-- Start of The data --

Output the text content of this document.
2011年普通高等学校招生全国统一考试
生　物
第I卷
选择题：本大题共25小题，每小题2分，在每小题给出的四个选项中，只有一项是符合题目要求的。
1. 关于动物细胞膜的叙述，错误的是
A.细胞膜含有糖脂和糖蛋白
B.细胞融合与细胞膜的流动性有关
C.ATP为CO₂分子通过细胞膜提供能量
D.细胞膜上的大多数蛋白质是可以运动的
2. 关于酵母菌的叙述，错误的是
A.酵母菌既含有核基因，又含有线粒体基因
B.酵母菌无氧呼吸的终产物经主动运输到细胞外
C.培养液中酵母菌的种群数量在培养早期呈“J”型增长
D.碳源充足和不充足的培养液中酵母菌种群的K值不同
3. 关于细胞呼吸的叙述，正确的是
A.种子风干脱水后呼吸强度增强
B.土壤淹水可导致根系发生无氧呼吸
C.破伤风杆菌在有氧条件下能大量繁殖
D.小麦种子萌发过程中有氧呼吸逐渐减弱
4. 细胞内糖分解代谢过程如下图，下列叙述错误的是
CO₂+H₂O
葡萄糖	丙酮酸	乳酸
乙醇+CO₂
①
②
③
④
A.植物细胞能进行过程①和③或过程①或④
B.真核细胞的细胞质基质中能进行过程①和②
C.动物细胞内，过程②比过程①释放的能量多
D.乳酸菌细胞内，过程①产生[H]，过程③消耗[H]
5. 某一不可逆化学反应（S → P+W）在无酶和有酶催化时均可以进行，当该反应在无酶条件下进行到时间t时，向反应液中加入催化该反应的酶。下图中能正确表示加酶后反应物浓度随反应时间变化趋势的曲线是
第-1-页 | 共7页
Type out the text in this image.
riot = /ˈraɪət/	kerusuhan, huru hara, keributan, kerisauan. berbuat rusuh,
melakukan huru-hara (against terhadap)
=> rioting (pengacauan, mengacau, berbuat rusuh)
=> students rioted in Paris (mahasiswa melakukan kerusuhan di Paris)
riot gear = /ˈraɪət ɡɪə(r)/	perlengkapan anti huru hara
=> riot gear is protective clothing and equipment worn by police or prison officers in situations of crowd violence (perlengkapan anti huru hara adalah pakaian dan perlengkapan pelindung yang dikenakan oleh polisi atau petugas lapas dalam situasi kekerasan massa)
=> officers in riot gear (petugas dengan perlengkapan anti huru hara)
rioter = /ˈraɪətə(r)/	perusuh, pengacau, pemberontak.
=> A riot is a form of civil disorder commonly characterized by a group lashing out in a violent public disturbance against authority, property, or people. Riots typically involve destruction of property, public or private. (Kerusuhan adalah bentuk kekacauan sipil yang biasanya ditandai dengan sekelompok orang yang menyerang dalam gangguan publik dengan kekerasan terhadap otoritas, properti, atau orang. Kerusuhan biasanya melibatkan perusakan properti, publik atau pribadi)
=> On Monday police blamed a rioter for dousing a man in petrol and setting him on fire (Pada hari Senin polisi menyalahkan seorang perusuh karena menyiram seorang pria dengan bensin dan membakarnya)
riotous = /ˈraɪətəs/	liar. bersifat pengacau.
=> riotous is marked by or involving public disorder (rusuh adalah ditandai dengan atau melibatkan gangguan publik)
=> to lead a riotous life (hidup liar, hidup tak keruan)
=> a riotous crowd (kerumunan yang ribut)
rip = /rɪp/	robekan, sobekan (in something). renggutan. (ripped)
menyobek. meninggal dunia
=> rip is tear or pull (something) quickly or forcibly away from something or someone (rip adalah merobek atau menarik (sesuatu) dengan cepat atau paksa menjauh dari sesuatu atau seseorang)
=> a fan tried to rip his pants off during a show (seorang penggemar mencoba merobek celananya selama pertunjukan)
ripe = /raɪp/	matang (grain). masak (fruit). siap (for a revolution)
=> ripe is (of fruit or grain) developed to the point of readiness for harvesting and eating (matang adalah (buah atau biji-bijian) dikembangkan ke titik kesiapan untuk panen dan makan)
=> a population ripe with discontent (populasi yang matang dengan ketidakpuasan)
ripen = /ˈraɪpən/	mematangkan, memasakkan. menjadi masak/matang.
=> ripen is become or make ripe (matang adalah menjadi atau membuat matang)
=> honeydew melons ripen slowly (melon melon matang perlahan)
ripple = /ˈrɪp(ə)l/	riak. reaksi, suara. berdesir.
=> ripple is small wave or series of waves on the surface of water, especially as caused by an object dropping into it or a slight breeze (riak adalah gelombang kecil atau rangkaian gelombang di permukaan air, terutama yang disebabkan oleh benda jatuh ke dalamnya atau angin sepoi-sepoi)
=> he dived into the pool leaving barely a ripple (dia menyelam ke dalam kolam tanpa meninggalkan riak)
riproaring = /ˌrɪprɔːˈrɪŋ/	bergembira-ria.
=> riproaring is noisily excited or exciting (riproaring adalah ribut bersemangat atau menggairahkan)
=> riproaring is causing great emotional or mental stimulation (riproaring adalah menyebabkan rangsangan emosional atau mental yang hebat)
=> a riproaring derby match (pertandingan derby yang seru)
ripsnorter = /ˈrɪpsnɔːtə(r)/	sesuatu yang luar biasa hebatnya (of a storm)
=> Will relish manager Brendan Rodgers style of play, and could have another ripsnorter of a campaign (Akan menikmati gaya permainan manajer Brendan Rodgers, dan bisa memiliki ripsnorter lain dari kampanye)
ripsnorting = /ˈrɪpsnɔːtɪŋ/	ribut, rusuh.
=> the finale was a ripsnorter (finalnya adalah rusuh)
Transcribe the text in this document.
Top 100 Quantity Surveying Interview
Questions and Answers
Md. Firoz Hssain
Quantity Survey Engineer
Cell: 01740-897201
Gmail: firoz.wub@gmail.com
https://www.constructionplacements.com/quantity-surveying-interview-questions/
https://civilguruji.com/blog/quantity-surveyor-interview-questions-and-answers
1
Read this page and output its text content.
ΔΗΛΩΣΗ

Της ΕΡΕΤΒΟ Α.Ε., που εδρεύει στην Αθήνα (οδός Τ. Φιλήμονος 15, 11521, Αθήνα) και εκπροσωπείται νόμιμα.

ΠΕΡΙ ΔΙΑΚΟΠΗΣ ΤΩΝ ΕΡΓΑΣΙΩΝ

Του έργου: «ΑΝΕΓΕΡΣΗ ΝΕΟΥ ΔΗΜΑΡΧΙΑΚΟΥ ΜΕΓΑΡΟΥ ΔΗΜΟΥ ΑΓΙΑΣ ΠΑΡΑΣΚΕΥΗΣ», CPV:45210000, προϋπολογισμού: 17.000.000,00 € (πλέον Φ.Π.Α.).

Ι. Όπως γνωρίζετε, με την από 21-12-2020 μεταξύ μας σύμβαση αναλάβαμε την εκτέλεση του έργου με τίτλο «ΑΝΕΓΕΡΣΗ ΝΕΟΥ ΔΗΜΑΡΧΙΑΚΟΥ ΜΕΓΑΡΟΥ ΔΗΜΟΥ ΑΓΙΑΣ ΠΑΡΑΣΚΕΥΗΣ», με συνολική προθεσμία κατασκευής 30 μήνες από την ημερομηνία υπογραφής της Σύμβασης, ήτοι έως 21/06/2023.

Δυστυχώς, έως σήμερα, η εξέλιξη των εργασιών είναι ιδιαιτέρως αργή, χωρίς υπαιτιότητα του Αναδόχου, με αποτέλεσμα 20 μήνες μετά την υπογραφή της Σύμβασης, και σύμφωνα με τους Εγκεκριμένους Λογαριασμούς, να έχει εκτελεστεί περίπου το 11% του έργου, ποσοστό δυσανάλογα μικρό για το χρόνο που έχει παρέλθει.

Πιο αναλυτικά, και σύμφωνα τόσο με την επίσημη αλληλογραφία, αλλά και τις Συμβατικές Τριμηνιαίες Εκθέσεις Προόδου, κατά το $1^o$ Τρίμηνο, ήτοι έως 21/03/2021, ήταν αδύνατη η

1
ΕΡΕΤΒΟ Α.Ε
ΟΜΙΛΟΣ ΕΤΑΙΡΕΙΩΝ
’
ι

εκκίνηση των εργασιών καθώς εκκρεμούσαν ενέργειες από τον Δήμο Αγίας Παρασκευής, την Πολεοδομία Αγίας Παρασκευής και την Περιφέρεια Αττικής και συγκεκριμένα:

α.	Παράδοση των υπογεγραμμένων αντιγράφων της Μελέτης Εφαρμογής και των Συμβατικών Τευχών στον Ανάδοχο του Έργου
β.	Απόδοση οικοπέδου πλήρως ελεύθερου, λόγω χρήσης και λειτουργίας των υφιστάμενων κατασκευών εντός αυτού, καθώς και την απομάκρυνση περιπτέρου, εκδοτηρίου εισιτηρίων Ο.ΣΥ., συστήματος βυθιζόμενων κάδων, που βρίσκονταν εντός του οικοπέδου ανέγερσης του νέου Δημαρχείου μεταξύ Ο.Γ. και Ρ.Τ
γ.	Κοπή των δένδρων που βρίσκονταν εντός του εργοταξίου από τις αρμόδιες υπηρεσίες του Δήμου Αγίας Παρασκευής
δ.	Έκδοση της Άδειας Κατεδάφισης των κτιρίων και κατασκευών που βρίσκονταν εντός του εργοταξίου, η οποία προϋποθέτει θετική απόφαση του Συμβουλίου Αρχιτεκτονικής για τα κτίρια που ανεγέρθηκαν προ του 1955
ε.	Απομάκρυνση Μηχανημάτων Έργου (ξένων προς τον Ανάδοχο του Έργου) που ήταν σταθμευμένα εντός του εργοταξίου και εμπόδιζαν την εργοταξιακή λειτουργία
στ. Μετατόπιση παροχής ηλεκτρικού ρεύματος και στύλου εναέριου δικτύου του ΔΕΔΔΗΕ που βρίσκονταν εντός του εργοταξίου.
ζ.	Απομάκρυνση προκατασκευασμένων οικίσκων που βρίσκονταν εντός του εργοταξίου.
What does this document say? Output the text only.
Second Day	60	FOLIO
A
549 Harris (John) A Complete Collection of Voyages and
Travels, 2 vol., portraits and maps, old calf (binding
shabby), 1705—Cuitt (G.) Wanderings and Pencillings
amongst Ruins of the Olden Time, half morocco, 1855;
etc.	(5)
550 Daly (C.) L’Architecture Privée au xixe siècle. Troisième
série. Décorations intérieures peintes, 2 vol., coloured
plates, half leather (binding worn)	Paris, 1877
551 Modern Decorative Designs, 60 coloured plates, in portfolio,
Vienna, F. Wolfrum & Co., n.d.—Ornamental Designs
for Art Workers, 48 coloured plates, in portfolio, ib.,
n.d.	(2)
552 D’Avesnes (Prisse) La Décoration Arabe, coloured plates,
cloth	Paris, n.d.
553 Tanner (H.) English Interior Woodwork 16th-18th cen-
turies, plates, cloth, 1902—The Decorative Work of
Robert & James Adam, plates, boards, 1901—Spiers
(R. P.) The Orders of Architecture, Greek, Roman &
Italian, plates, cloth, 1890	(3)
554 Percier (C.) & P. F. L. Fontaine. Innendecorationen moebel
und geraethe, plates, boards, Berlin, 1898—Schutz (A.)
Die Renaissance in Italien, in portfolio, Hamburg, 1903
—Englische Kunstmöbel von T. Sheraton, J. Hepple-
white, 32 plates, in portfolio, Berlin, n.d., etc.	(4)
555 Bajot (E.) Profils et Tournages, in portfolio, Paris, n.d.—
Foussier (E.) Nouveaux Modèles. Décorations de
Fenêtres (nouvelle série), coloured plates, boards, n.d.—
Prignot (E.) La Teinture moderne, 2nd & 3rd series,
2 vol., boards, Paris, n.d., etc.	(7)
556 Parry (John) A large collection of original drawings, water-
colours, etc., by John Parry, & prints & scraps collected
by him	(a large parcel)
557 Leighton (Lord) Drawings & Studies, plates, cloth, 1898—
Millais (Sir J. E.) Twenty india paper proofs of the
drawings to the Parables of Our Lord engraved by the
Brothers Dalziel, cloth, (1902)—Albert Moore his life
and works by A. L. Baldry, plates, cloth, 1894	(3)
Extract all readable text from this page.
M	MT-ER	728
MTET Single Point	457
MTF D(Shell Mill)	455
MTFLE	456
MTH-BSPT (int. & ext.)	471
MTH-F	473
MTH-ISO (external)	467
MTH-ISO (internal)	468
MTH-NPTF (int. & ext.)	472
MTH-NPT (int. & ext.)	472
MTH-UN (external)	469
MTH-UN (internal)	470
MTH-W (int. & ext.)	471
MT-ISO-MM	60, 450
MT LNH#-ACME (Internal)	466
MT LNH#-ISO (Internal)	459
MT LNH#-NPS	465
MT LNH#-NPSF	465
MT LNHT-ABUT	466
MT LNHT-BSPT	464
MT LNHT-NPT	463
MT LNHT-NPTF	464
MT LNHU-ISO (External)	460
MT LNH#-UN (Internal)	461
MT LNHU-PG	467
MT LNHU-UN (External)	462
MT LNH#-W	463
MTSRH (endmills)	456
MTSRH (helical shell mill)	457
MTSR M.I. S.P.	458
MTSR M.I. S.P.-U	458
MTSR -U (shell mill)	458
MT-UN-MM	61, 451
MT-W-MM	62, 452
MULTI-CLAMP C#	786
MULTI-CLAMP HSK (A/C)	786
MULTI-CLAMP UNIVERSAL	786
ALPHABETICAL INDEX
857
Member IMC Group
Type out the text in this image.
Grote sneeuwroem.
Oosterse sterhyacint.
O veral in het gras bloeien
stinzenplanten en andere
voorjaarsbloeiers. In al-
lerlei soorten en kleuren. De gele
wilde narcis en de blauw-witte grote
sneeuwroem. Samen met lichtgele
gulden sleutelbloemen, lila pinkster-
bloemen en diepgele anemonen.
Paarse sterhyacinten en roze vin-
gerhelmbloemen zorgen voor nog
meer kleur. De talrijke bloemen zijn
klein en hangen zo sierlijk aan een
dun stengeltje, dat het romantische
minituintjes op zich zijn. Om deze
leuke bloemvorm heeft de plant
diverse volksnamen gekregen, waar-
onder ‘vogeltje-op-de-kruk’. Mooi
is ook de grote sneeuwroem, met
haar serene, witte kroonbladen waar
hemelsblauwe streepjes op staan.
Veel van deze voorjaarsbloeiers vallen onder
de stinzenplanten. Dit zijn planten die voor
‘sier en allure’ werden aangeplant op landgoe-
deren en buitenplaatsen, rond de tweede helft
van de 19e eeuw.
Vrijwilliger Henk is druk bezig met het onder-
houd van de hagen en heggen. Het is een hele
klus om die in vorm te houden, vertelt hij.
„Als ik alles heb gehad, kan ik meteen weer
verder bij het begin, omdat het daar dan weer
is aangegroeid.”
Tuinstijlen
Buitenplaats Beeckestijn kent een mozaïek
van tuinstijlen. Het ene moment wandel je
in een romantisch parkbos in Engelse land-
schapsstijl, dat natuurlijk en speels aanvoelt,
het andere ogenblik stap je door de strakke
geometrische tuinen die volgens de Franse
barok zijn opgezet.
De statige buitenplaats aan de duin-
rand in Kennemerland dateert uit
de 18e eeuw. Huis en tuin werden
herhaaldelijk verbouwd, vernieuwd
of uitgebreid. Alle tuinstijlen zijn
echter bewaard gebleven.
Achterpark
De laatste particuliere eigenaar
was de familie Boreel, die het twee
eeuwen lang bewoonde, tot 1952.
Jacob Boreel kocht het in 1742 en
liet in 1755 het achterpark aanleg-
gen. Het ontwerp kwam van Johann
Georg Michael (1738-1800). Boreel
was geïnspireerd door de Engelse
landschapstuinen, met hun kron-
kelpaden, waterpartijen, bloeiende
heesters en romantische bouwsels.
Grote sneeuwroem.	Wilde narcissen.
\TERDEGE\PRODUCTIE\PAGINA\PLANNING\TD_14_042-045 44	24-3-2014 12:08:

-- End of The data --

Count all lines of the data that include "grain". The answer is the number alone.

Reply:
2